- Your goal -
Give back the full listing verbatim, apart from its images.

- Supplied data -
——
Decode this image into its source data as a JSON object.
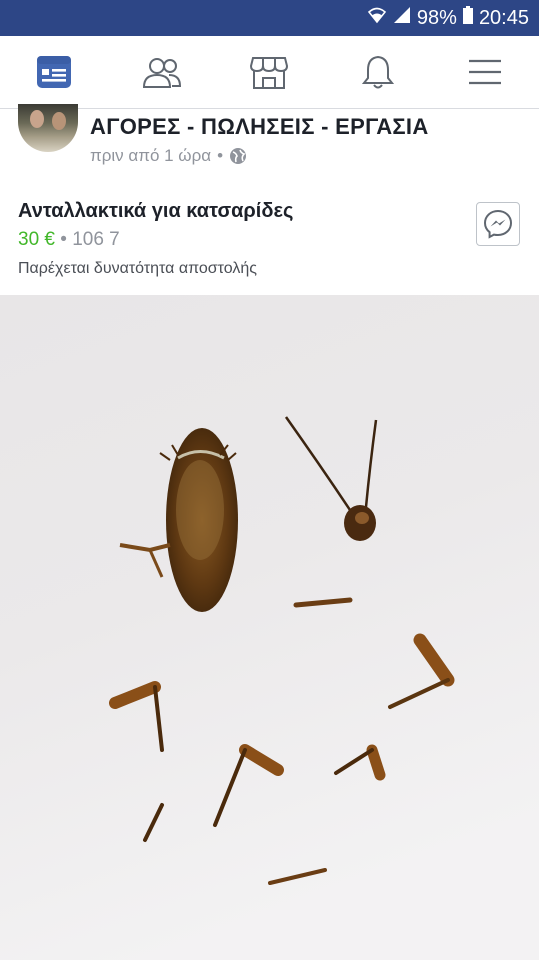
{
  "status_bar": {
    "battery": "98%",
    "time": "20:45"
  },
  "nav": {
    "items": [
      "news-feed",
      "friends",
      "marketplace",
      "notifications",
      "menu"
    ]
  },
  "post": {
    "group_name": "ΑΓΟΡΕΣ - ΠΩΛΗΣΕΙΣ - ΕΡΓΑΣΙΑ",
    "time": "πριν από 1 ώρα",
    "separator": "•"
  },
  "listing": {
    "title": "Ανταλλακτικά για κατσαρίδες",
    "price": "30 €",
    "separator": "•",
    "location": "106 7",
    "shipping": "Παρέχεται δυνατότητα αποστολής"
  },
  "colors": {
    "status_bar": "#2d4686",
    "accent": "#4267b2",
    "price": "#42b72a"
  }
}
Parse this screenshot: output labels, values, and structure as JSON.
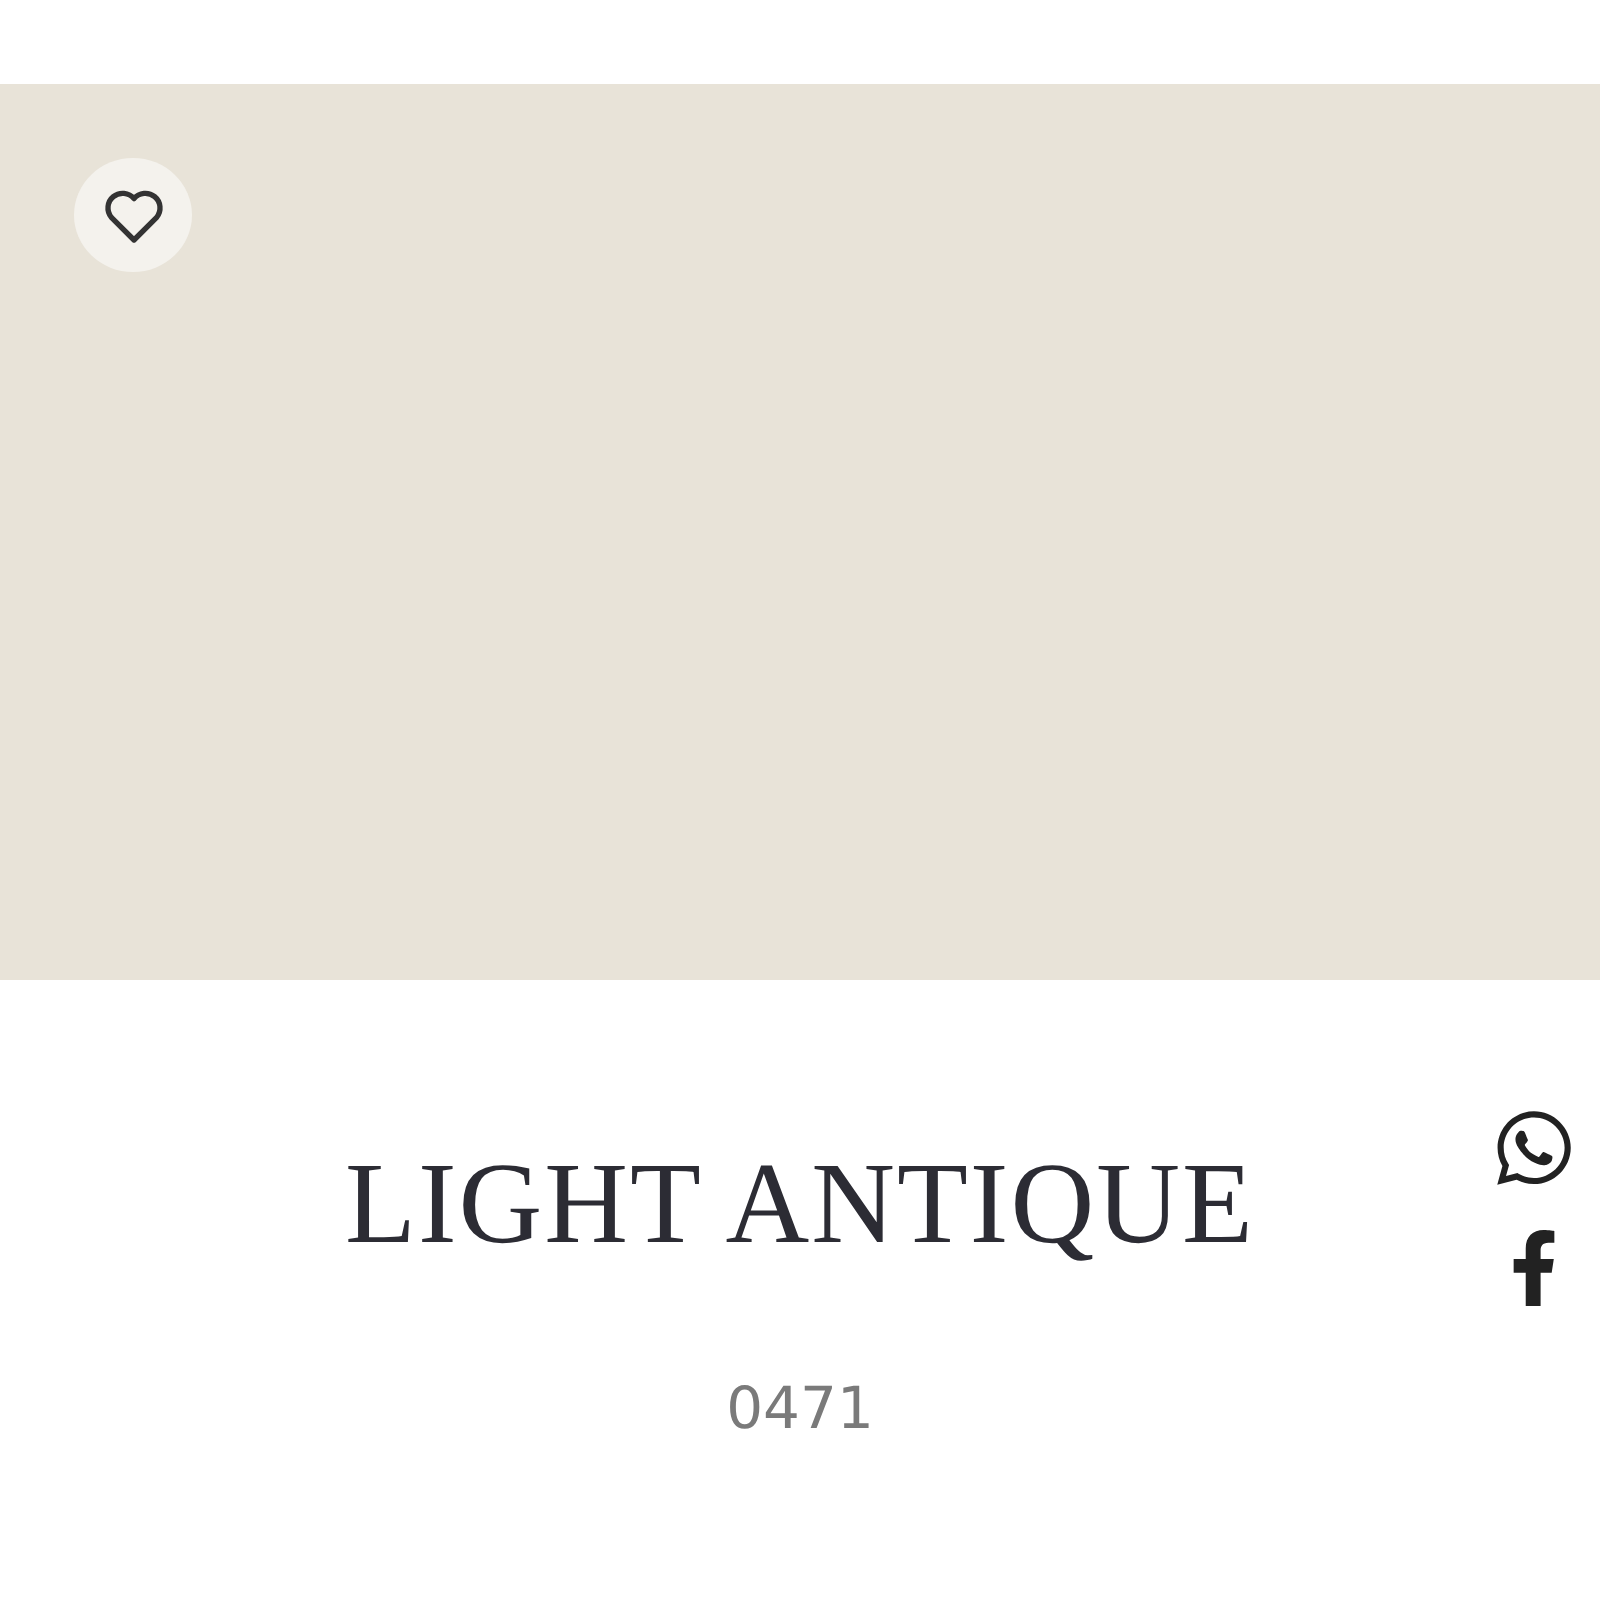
{
  "swatch": {
    "color": "#e8e3d8",
    "favorite": false
  },
  "title": "LIGHT ANTIQUE",
  "code": "0471",
  "share": [
    {
      "kind": "whatsapp"
    },
    {
      "kind": "facebook"
    }
  ]
}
——
- Result of the exercise -
Decode this image into its source data as a JSON object.
{
  "status_bar": {
    "battery": "98%",
    "time": "20:45"
  },
  "nav": {
    "items": [
      "news-feed",
      "friends",
      "marketplace",
      "notifications",
      "menu"
    ]
  },
  "post": {
    "group_name": "ΑΓΟΡΕΣ - ΠΩΛΗΣΕΙΣ - ΕΡΓΑΣΙΑ",
    "time": "πριν από 1 ώρα",
    "separator": "•"
  },
  "listing": {
    "title": "Ανταλλακτικά για κατσαρίδες",
    "price": "30 €",
    "separator": "•",
    "location": "106 7",
    "shipping": "Παρέχεται δυνατότητα αποστολής"
  },
  "colors": {
    "status_bar": "#2d4686",
    "accent": "#4267b2",
    "price": "#42b72a"
  }
}
Parse this screenshot: output labels, values, and structure as JSON.
{
  "swatch": {
    "color": "#e8e3d8",
    "favorite": false
  },
  "title": "LIGHT ANTIQUE",
  "code": "0471",
  "share": [
    {
      "kind": "whatsapp"
    },
    {
      "kind": "facebook"
    }
  ]
}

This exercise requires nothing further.